>> start Provided records

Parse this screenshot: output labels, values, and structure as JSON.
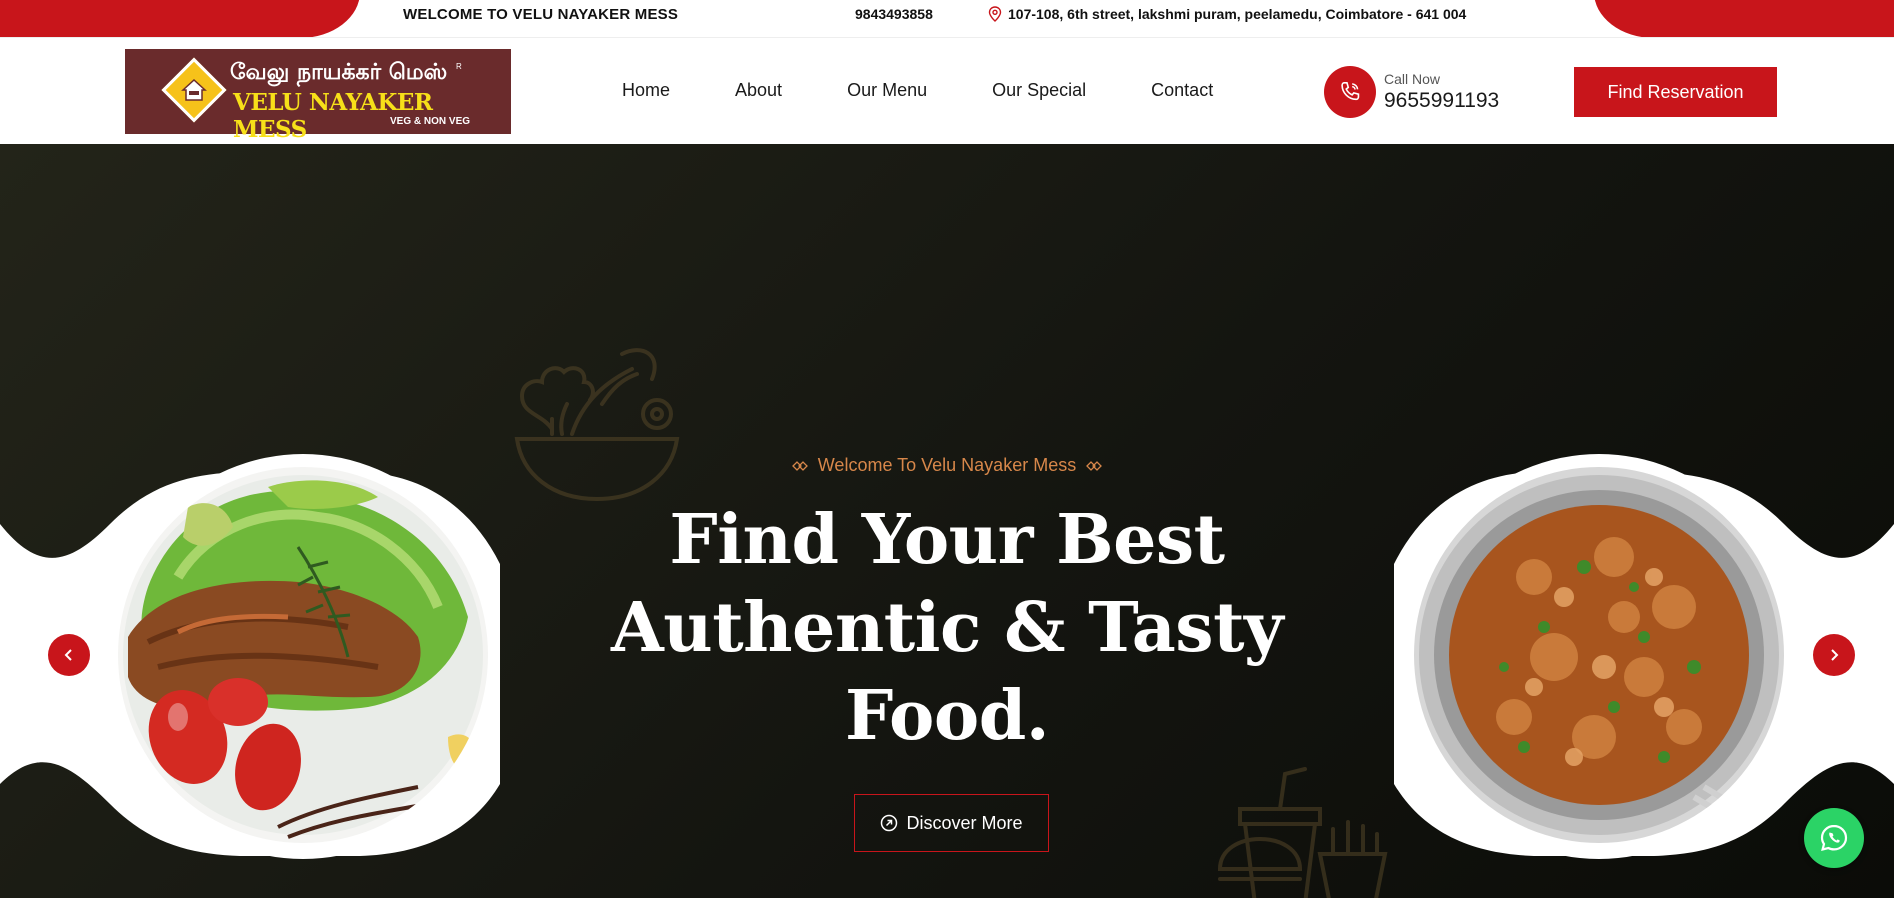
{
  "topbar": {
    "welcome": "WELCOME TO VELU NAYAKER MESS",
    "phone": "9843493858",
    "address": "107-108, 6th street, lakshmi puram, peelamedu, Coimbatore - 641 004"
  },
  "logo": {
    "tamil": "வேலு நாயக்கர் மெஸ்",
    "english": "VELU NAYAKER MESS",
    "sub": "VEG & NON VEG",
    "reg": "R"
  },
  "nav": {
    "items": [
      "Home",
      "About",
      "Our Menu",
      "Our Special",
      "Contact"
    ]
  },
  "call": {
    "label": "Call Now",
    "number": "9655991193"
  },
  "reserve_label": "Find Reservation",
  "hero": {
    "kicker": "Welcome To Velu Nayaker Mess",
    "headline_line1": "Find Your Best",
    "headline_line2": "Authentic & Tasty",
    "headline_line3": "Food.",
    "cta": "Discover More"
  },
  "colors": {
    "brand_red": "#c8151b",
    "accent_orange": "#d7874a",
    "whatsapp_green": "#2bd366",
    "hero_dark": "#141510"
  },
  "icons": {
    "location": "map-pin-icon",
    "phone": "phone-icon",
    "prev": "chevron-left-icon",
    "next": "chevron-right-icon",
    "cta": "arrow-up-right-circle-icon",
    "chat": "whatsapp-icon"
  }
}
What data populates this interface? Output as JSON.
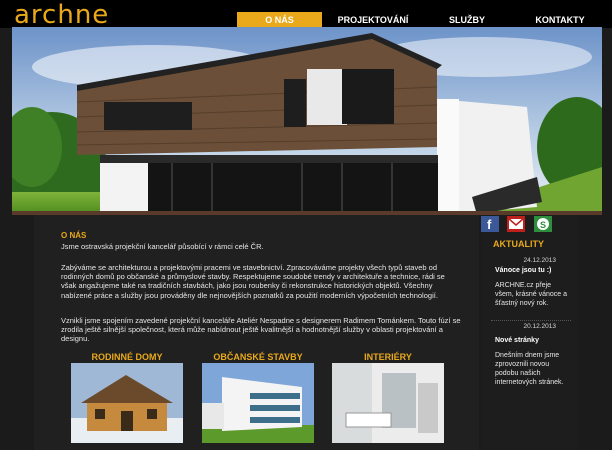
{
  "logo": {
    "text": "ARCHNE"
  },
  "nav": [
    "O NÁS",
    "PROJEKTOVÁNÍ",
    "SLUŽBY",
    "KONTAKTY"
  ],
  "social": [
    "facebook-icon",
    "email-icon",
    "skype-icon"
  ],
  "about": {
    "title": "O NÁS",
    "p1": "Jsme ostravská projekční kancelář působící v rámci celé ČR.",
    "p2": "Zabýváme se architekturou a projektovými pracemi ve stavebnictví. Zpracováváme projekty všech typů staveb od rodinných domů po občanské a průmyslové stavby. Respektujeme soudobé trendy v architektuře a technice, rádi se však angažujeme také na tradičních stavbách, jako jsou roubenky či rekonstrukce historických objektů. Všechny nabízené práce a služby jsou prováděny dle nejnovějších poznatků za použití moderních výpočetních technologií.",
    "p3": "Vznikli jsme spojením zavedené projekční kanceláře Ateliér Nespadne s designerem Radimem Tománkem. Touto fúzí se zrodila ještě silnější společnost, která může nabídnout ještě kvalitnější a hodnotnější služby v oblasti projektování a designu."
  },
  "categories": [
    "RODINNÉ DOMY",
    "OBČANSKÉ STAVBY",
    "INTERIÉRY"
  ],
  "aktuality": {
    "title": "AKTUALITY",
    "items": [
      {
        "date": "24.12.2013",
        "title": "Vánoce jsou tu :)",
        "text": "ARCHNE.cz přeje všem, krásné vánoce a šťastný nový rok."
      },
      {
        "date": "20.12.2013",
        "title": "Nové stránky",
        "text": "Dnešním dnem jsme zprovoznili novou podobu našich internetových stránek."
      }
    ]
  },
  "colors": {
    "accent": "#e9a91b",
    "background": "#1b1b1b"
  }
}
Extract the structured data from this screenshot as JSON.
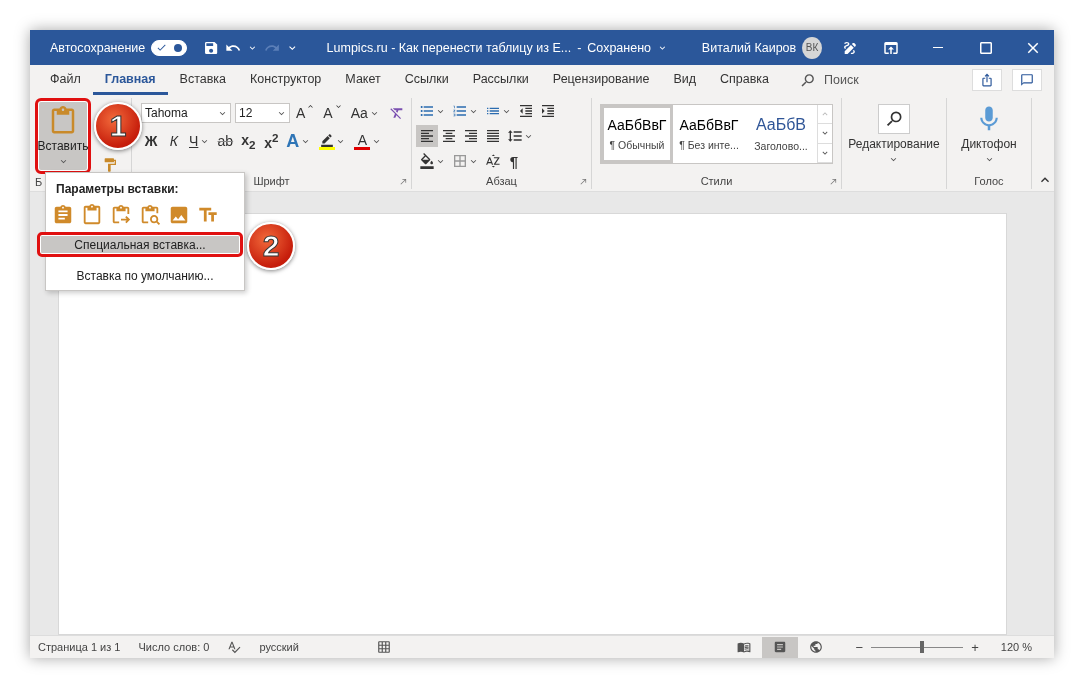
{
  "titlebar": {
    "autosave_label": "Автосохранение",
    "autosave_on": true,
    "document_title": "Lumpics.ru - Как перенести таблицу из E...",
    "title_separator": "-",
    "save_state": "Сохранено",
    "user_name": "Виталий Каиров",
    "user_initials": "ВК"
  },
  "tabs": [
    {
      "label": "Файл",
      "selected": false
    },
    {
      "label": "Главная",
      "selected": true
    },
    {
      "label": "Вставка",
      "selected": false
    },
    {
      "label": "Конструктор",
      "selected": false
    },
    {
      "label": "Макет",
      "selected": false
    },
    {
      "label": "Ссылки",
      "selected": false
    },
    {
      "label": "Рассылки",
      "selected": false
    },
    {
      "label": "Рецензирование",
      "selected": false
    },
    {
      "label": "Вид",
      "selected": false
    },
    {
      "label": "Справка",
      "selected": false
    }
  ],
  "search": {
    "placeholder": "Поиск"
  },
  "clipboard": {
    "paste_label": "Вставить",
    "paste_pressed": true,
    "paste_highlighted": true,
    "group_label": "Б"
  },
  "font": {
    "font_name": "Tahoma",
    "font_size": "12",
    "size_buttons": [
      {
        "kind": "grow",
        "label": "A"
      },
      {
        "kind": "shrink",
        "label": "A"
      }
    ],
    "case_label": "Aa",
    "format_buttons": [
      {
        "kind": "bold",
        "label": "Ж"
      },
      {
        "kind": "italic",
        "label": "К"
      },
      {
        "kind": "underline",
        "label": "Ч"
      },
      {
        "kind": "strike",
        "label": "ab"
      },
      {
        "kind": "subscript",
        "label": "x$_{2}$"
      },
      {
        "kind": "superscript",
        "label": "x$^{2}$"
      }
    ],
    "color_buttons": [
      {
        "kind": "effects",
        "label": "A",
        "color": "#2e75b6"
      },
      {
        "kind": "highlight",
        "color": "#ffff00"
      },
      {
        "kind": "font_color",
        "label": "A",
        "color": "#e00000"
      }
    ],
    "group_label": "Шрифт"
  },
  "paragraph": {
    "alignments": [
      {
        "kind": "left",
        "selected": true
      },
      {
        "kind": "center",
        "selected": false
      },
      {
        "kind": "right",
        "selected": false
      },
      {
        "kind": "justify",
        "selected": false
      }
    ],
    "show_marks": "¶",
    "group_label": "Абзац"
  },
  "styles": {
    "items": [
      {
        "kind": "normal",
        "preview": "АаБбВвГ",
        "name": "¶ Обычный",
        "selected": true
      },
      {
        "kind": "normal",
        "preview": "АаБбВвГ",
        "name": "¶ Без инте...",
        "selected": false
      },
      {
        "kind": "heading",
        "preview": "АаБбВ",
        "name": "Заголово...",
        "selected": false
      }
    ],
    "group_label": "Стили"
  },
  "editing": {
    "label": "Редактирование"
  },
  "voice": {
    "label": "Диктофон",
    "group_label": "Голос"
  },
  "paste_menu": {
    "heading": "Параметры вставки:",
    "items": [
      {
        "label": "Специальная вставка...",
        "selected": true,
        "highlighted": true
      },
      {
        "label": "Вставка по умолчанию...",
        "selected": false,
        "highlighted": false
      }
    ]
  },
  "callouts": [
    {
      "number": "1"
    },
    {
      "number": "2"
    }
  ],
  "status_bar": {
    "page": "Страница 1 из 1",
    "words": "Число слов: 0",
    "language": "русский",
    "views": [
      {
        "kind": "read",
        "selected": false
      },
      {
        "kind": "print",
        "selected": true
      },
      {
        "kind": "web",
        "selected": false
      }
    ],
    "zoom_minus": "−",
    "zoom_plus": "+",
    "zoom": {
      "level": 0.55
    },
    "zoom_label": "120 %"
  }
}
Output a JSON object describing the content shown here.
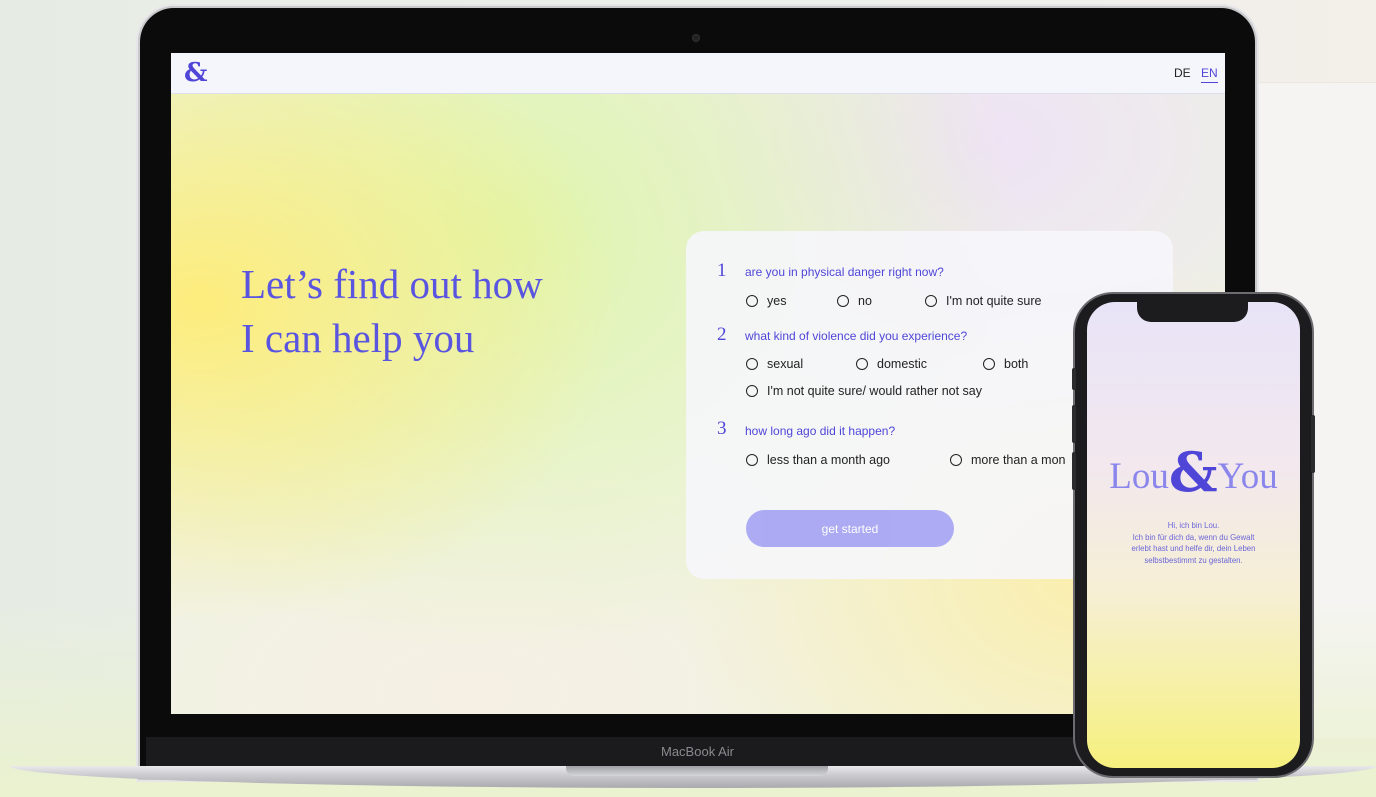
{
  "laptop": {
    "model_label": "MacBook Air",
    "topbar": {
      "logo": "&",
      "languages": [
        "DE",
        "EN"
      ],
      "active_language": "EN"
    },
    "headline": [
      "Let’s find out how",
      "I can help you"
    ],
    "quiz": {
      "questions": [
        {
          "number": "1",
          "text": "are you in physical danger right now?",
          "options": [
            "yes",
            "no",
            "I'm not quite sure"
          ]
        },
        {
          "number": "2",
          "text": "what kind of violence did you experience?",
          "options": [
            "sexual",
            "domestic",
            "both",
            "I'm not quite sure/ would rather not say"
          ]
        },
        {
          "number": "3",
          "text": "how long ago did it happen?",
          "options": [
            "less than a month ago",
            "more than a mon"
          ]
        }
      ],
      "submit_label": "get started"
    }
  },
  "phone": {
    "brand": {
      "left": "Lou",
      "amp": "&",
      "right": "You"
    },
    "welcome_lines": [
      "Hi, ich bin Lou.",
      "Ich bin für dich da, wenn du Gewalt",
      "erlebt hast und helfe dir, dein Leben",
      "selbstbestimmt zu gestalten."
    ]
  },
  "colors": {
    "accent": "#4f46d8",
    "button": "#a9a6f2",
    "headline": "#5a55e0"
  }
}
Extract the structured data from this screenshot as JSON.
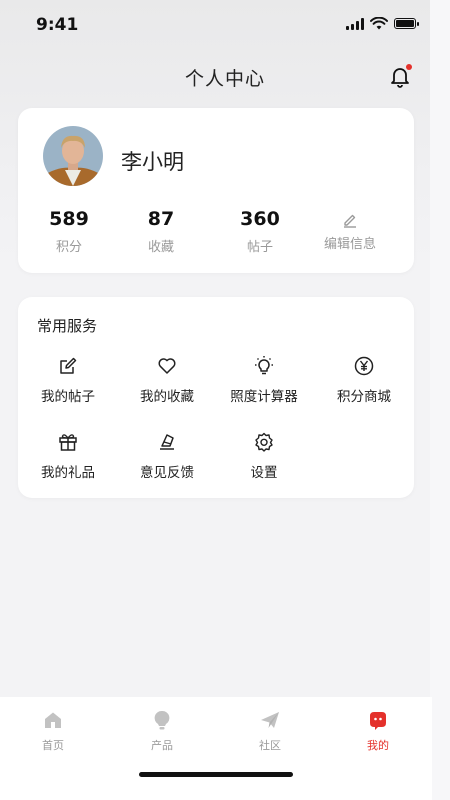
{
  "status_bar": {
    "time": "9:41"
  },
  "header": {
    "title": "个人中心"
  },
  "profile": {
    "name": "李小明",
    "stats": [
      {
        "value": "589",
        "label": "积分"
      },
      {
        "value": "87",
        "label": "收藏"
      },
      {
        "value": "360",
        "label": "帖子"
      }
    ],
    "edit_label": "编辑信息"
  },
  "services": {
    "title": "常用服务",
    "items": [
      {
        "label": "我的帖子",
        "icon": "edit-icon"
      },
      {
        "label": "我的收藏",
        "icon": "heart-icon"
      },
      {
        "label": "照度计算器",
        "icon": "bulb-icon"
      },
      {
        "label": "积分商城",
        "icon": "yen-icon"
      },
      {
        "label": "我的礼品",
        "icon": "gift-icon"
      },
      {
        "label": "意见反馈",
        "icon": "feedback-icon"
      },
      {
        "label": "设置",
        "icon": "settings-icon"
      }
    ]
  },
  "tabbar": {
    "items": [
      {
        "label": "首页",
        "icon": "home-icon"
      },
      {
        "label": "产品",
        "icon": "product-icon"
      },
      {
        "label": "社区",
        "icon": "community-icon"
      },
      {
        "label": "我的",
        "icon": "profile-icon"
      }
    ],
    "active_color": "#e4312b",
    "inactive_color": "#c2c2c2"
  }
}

>> end Provided records

Locate each line containing the string "ARCHNE" and show it.

**Answer:**
    "text": "ARCHNE"
        "text": "ARCHNE.cz přeje všem, krásné vánoce a šťastný nový rok."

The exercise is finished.